GIVEN ENTRIES:

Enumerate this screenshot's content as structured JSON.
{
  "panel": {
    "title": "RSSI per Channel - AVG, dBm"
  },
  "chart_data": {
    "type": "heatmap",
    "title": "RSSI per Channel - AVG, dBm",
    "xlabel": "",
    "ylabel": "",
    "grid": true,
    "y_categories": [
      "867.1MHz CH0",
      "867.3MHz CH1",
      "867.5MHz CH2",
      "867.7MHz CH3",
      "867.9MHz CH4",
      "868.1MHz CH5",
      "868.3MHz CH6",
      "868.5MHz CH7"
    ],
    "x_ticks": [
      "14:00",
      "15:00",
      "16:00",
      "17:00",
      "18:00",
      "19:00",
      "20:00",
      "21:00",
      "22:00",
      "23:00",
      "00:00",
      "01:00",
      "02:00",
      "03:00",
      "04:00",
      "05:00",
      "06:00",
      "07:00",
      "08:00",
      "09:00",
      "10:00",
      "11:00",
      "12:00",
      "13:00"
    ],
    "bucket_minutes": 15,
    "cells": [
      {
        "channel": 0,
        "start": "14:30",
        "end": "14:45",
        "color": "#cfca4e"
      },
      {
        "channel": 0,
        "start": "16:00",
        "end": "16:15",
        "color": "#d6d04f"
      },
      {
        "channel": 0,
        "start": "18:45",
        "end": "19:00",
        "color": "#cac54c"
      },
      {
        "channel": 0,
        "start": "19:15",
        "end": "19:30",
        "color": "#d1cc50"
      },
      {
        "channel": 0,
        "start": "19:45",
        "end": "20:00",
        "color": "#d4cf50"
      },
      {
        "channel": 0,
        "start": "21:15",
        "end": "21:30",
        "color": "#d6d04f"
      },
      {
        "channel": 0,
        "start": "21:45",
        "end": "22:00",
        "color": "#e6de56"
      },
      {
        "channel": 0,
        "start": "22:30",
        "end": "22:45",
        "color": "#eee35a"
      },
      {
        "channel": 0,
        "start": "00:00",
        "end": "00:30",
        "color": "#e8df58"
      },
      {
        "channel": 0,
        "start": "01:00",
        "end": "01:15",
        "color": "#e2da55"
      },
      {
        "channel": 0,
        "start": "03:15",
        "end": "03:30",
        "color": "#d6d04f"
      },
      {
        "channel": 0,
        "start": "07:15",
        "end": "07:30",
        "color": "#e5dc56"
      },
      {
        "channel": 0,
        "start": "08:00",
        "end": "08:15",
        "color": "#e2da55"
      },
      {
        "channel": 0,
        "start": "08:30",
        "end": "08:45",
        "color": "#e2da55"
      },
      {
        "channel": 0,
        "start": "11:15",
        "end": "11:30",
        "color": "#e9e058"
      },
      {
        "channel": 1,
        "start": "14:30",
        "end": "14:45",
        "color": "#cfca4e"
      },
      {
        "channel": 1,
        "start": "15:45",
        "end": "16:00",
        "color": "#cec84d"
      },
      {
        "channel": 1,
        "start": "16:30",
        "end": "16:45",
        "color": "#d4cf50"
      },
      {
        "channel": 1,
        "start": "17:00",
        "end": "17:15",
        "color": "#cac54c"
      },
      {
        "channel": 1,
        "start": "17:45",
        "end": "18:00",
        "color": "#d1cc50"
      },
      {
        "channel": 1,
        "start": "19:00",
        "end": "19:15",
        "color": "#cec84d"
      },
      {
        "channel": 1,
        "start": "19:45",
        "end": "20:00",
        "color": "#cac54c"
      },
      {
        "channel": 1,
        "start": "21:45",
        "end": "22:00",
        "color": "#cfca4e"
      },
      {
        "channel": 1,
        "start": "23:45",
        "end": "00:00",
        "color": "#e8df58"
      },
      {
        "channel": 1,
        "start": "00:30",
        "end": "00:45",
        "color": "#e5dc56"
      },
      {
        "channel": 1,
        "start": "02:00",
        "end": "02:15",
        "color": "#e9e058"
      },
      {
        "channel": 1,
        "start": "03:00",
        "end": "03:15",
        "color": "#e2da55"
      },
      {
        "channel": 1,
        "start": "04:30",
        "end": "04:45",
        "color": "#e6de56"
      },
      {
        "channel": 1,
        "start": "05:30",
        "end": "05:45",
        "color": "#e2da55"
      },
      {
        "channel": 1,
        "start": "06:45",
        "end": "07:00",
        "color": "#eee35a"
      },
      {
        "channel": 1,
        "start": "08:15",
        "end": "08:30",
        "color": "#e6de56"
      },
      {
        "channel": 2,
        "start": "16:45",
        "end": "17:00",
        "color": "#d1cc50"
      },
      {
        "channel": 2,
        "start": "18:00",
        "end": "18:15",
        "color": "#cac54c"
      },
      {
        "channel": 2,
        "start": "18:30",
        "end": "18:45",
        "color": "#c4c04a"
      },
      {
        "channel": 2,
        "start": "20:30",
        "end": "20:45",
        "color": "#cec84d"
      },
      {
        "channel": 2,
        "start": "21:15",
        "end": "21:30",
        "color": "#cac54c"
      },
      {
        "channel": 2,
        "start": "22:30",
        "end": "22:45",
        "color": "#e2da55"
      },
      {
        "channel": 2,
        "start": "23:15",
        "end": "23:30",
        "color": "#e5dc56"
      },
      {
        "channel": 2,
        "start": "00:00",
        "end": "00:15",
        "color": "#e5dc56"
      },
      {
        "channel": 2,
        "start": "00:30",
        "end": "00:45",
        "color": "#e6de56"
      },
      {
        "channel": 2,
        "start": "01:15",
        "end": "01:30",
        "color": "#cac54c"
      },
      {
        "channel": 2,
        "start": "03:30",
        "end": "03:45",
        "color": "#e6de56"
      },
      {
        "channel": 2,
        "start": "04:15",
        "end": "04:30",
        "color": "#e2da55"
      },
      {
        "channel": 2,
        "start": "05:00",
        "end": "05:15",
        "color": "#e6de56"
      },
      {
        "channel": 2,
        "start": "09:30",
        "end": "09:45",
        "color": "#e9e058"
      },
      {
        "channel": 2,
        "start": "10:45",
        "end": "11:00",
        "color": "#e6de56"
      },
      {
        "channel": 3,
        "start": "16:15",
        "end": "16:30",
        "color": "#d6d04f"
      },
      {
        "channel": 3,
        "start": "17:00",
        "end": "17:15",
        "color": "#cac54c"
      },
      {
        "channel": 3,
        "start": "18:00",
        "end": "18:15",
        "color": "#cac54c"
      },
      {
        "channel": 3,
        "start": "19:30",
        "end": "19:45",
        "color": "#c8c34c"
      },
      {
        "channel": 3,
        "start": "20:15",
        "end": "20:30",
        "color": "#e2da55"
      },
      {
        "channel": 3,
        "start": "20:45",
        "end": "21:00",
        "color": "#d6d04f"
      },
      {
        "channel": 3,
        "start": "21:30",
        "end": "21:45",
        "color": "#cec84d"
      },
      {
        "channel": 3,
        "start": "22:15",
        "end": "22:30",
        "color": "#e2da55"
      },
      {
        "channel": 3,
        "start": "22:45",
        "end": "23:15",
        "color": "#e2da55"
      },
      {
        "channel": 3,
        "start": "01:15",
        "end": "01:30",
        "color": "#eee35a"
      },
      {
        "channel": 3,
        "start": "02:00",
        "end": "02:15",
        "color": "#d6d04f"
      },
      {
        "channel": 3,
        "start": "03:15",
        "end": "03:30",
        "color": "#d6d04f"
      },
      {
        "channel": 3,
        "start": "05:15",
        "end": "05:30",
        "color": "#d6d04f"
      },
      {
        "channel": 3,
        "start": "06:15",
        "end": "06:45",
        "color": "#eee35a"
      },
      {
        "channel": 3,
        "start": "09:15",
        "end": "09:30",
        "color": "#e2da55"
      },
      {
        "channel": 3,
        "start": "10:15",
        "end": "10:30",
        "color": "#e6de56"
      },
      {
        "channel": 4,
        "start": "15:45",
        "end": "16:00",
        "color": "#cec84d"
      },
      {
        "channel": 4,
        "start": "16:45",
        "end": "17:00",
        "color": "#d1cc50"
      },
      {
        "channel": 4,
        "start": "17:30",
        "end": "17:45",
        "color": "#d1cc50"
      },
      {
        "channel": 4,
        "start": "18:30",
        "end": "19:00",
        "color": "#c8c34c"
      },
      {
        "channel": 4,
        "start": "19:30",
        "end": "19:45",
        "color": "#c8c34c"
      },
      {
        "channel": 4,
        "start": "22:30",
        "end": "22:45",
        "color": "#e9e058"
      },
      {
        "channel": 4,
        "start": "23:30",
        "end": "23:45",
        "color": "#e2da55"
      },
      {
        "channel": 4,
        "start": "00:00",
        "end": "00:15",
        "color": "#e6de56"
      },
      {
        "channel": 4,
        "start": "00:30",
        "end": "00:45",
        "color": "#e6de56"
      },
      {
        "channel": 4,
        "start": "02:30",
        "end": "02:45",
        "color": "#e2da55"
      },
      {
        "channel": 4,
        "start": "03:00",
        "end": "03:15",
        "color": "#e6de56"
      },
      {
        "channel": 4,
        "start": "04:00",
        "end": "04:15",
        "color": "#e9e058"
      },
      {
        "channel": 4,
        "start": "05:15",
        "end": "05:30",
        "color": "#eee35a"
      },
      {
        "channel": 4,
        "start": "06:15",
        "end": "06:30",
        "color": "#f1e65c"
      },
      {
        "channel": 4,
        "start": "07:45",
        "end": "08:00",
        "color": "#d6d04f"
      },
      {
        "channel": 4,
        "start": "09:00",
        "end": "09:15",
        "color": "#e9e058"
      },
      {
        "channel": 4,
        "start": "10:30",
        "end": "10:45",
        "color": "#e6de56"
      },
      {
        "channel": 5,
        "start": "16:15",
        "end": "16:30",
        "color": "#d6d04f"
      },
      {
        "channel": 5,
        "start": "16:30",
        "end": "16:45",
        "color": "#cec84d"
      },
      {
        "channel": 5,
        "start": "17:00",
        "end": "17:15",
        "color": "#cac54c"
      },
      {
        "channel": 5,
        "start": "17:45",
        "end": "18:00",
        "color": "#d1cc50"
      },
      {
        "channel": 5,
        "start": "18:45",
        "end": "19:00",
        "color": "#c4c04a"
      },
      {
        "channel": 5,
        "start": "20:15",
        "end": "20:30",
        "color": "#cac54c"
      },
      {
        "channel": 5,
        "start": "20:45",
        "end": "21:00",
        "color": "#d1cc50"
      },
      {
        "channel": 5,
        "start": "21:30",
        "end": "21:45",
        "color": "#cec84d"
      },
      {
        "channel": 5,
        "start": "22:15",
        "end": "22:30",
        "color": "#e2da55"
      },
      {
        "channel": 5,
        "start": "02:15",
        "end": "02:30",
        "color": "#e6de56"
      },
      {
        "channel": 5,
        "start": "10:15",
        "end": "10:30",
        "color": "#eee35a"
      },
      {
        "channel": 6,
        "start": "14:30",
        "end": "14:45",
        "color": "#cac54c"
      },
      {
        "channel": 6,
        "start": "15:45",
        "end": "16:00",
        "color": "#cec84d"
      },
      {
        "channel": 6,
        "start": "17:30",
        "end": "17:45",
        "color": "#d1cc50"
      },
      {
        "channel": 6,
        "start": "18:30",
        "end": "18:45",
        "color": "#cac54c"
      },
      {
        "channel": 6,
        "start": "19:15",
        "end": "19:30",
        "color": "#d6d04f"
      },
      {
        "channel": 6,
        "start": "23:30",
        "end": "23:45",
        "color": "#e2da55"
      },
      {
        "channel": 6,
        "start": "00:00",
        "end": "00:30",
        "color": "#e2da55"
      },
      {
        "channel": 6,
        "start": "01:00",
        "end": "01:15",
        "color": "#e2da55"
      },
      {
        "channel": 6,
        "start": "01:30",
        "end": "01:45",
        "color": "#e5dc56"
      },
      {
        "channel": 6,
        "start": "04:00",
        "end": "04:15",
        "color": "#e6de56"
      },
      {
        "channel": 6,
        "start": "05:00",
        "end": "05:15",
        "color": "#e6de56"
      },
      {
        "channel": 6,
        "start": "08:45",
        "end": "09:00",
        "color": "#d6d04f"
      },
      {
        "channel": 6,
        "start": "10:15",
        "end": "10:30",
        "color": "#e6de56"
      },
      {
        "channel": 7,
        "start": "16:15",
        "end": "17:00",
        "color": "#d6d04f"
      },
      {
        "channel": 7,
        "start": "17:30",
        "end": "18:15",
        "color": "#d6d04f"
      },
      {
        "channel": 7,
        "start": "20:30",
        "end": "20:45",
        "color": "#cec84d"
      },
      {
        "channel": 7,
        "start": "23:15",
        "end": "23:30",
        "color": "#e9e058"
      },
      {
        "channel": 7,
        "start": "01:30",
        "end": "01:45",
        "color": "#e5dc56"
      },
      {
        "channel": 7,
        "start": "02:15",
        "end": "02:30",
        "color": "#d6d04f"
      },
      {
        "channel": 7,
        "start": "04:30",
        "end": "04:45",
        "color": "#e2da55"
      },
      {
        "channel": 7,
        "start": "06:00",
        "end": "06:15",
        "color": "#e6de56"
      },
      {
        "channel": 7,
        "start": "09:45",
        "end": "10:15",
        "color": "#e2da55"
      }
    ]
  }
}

AIM: Wherever a line in the data above holds "RSSI", copy that line.

TASK SOLUTION:
    "title": "RSSI per Channel - AVG, dBm"
    "title": "RSSI per Channel - AVG, dBm",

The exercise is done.